Across the entries below, how many lines contain the string "India"? Give only the count.
:: WORKING DATA ::
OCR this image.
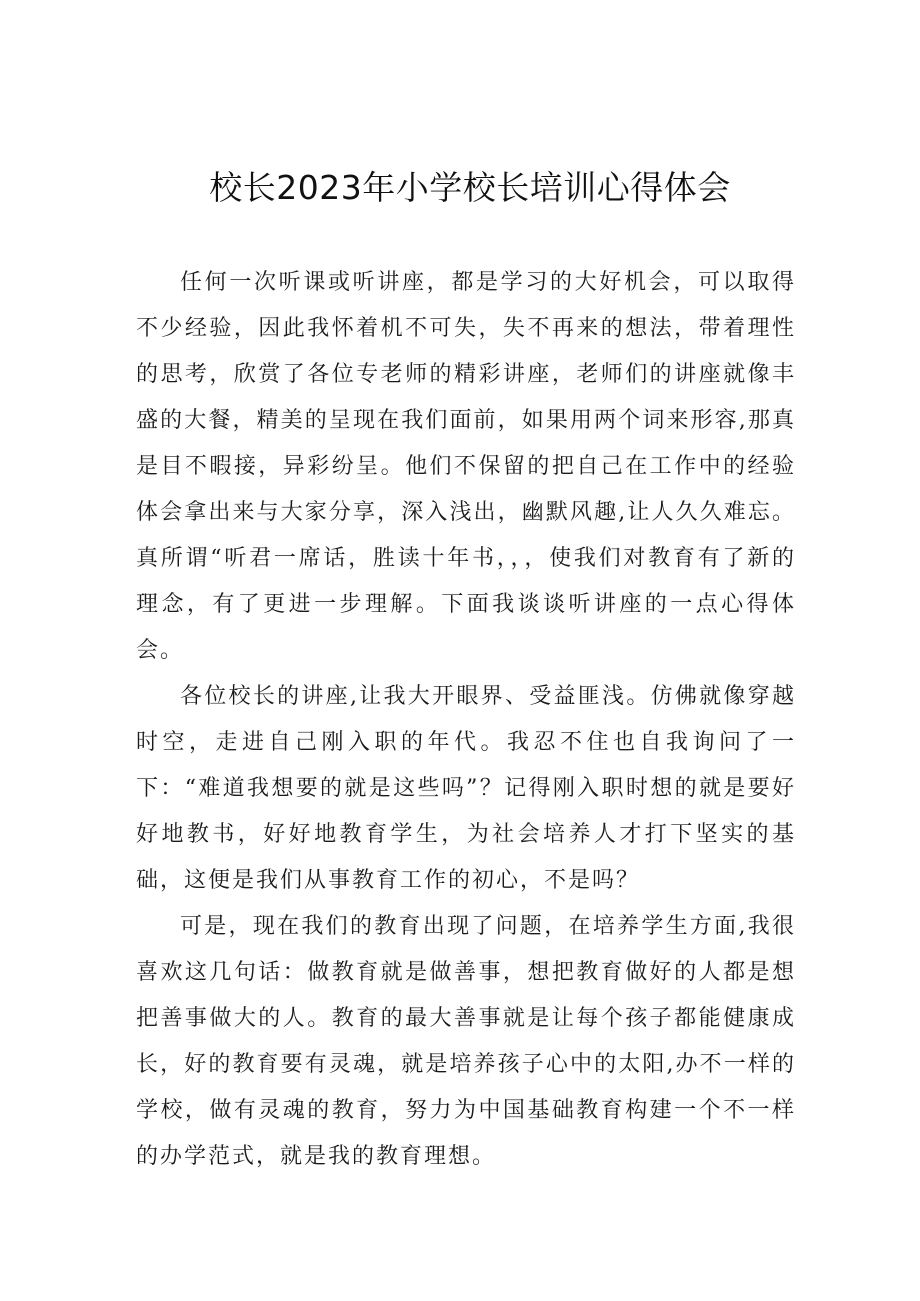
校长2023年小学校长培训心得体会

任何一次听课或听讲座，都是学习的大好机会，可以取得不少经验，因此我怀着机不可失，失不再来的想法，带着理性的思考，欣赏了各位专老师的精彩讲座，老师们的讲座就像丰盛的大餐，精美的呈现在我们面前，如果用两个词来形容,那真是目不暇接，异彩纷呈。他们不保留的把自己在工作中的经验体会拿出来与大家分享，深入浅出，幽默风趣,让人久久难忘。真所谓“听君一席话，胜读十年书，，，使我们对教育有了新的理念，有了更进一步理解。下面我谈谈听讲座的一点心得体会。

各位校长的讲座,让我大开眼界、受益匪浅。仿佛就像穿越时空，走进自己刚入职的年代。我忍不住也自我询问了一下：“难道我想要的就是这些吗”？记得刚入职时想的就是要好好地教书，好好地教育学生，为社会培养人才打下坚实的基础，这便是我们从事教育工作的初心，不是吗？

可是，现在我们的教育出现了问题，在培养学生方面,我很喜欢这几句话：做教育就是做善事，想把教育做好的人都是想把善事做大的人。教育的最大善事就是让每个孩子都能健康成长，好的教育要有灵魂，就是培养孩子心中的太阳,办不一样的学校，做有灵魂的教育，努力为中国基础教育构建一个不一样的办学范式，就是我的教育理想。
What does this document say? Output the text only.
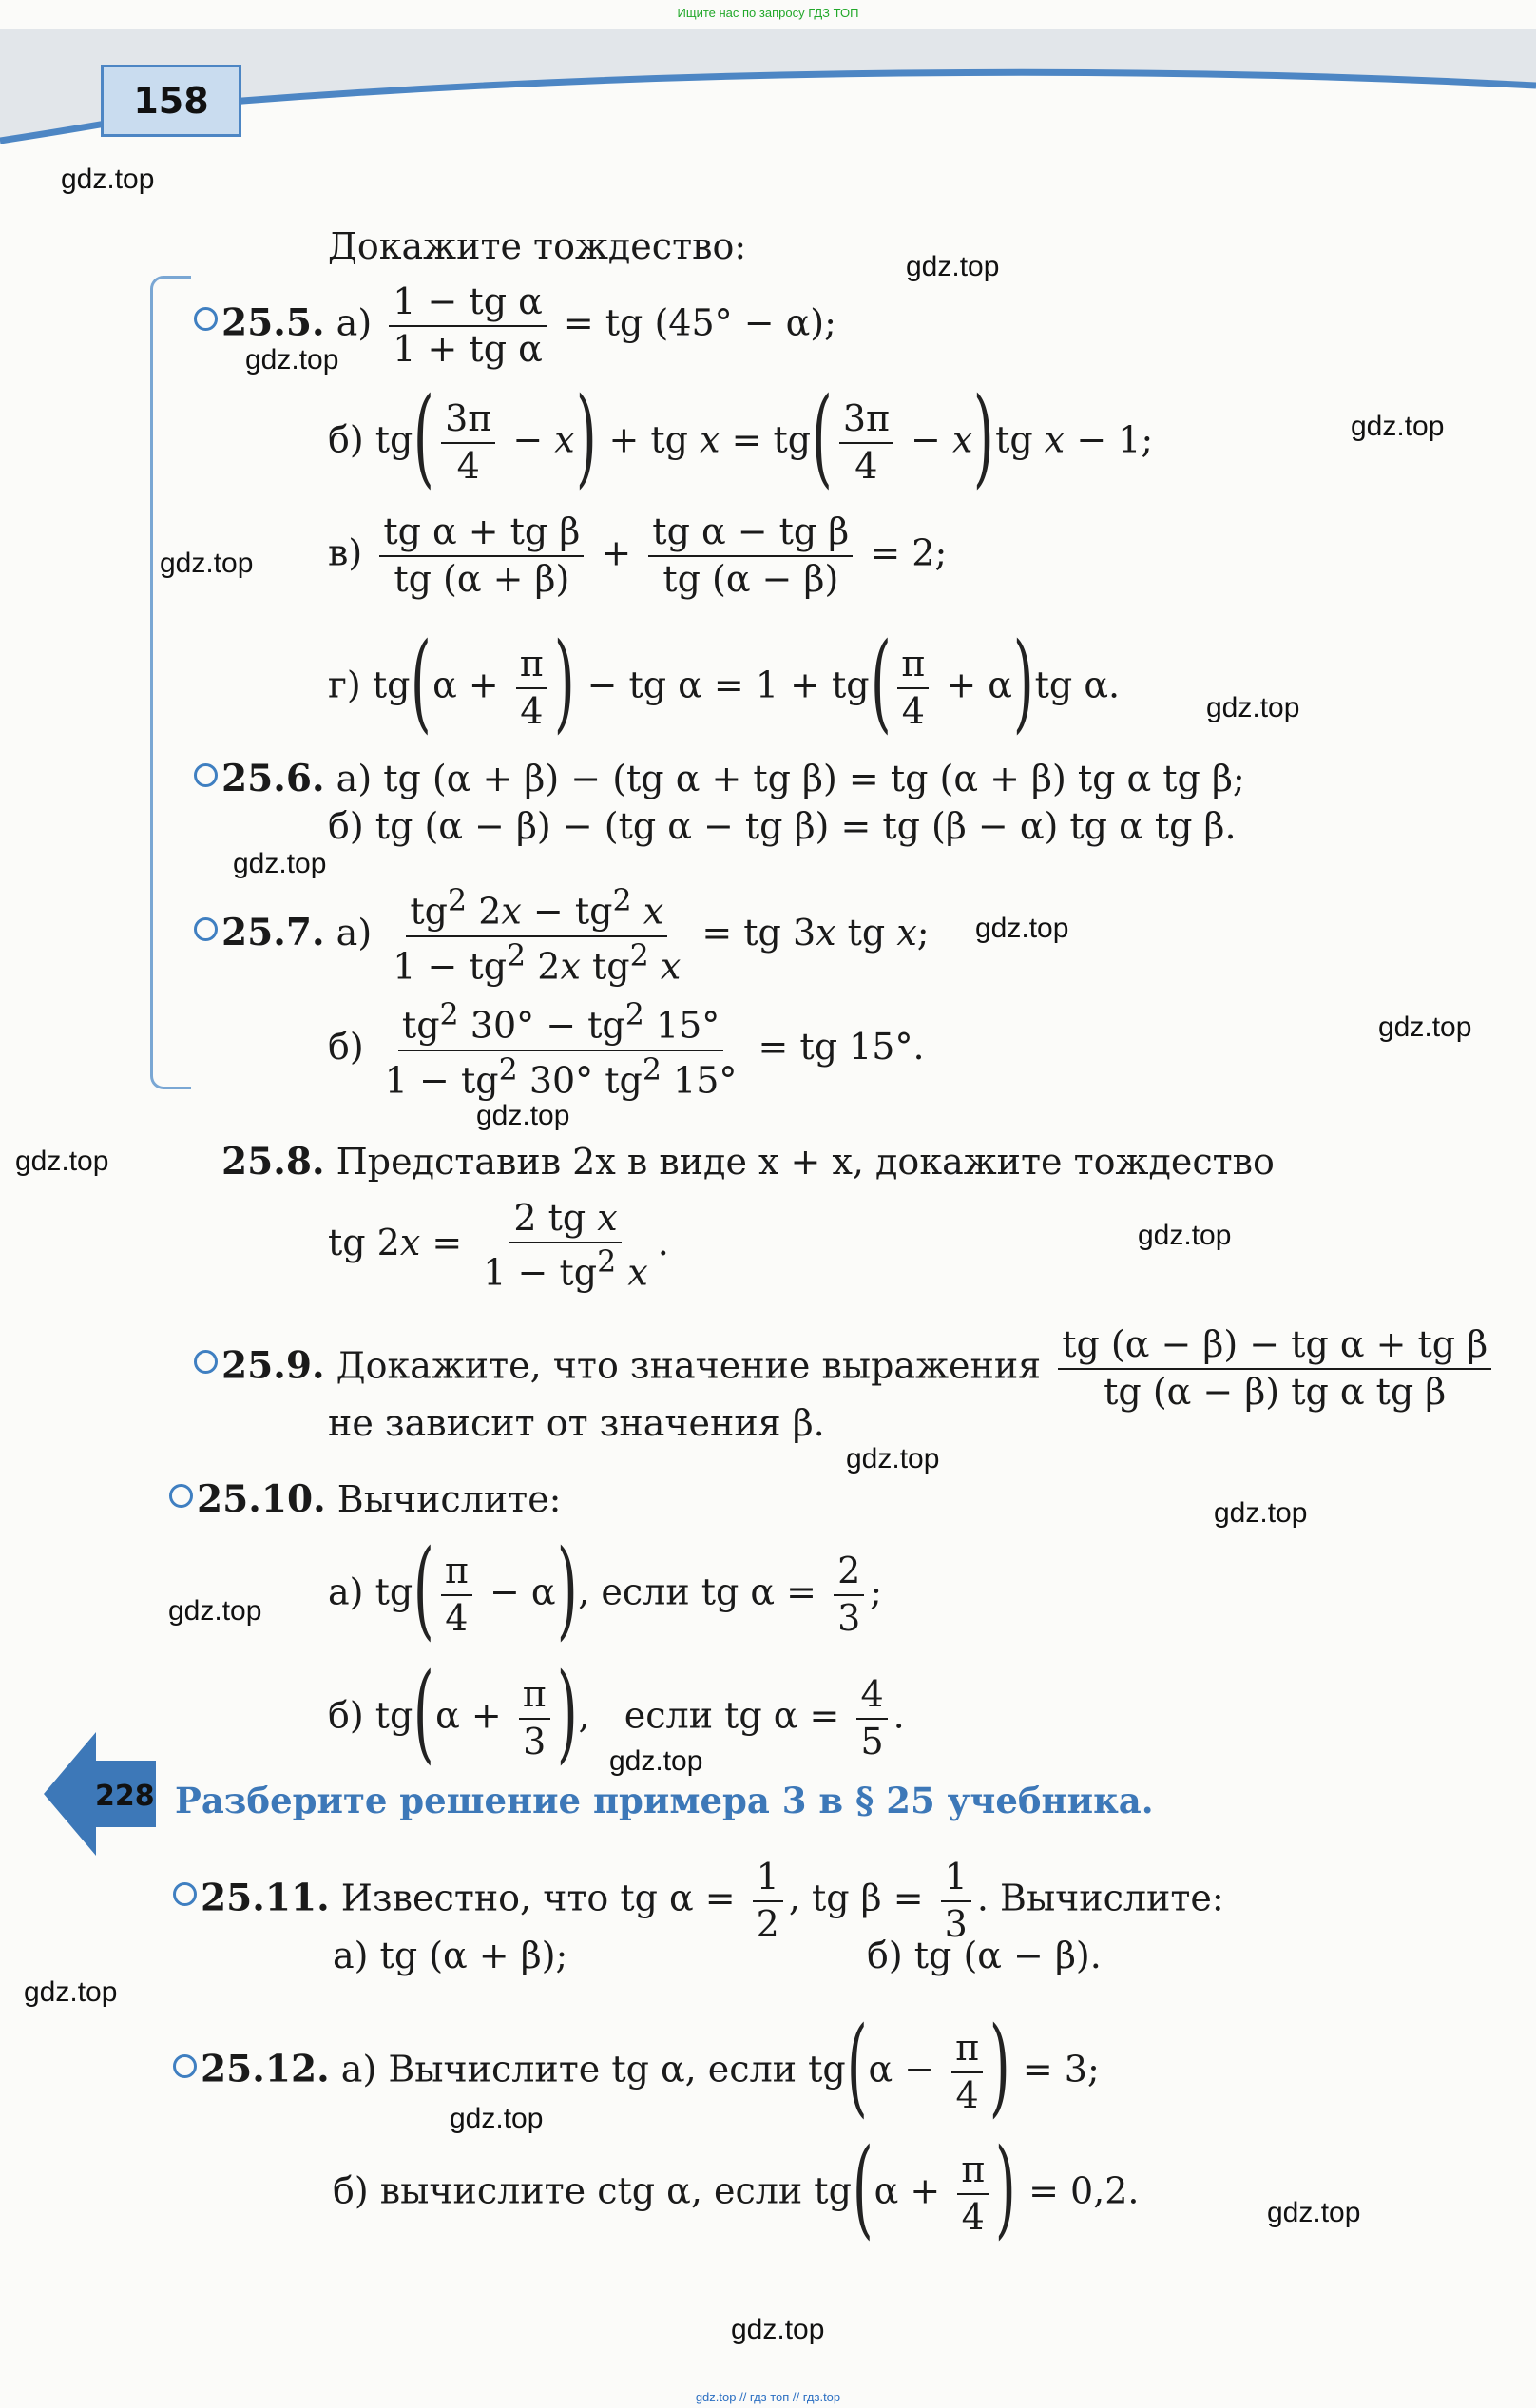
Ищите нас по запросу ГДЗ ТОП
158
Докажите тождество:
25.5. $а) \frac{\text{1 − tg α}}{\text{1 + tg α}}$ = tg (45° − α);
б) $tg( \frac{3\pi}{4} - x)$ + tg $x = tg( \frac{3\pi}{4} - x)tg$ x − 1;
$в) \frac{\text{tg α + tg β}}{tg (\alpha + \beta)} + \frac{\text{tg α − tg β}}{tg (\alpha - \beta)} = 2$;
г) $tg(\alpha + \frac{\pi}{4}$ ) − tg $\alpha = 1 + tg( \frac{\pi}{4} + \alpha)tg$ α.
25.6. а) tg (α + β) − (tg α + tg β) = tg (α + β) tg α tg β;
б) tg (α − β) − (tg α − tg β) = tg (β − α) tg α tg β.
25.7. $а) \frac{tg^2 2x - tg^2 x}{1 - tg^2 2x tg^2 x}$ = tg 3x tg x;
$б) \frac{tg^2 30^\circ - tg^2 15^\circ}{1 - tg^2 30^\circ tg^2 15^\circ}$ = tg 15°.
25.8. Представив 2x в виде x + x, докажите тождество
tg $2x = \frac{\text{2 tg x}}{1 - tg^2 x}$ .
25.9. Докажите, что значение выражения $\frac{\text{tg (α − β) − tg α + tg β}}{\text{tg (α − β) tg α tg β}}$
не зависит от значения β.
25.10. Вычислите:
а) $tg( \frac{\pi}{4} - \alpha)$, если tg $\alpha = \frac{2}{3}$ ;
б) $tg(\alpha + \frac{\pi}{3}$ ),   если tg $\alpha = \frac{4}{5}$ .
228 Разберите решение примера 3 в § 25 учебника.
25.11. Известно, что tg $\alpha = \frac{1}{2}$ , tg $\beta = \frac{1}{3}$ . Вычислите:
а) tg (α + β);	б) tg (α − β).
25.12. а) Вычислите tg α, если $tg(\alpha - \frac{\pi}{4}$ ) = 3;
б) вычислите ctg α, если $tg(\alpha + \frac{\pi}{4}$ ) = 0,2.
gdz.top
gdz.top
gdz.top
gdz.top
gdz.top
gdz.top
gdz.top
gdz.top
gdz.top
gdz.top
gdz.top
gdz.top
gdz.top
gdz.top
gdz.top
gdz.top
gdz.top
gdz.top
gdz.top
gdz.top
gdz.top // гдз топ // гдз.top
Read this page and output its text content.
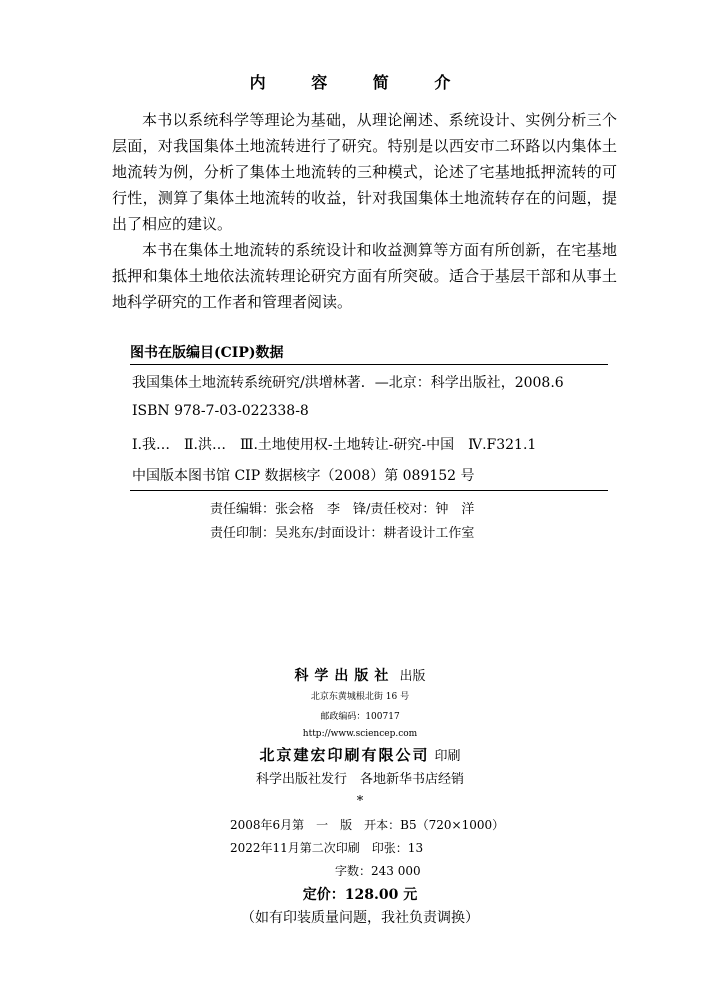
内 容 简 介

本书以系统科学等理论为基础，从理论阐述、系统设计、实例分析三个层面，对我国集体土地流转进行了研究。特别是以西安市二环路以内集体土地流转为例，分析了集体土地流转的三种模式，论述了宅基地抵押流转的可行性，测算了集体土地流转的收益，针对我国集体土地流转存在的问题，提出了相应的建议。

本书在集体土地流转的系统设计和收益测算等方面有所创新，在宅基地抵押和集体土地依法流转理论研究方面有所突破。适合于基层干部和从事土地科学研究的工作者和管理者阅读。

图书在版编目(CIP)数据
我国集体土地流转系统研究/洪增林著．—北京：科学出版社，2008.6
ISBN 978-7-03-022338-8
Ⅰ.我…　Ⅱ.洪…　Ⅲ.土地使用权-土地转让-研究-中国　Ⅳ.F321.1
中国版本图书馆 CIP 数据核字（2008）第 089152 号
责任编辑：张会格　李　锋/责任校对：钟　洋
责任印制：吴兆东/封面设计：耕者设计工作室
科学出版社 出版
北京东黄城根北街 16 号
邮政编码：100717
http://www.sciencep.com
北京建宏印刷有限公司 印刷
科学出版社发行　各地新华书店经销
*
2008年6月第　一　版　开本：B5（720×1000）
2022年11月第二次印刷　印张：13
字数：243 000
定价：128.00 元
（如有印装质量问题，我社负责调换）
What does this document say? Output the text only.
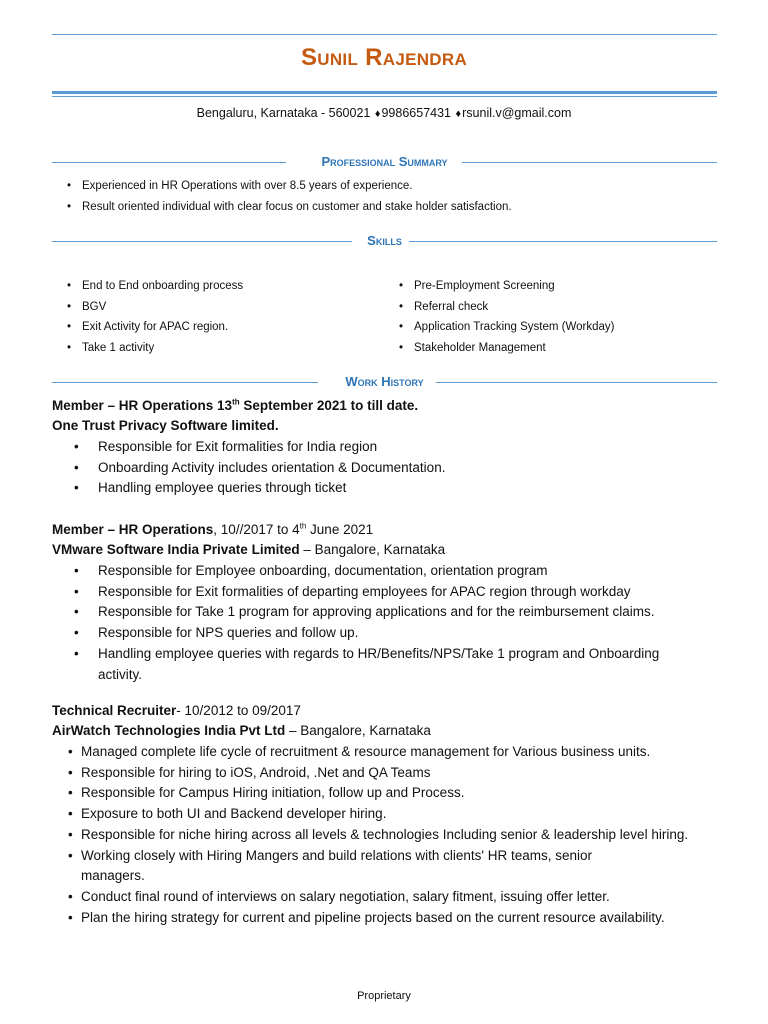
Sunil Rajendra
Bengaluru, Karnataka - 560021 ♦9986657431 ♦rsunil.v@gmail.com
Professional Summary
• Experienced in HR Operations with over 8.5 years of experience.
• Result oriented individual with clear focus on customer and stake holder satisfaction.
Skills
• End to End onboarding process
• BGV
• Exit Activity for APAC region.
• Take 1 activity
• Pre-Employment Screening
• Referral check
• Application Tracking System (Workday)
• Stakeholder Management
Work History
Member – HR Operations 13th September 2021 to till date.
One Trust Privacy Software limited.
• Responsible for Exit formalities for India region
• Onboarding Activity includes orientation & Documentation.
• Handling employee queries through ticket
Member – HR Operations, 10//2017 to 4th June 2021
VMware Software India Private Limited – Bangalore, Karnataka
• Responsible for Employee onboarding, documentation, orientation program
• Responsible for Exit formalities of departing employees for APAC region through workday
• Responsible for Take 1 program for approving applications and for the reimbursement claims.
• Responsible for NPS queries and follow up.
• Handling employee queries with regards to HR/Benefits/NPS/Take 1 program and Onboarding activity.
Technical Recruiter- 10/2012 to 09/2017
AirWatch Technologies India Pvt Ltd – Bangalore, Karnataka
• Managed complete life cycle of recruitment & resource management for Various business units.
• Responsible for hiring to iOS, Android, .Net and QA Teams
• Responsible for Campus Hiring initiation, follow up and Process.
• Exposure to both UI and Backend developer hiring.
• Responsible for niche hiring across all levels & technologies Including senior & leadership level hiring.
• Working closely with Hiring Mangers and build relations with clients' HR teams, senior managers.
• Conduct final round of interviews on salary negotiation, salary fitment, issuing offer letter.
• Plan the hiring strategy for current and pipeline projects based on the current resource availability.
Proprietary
:::
▸ **CORRECT ANSWER**:
3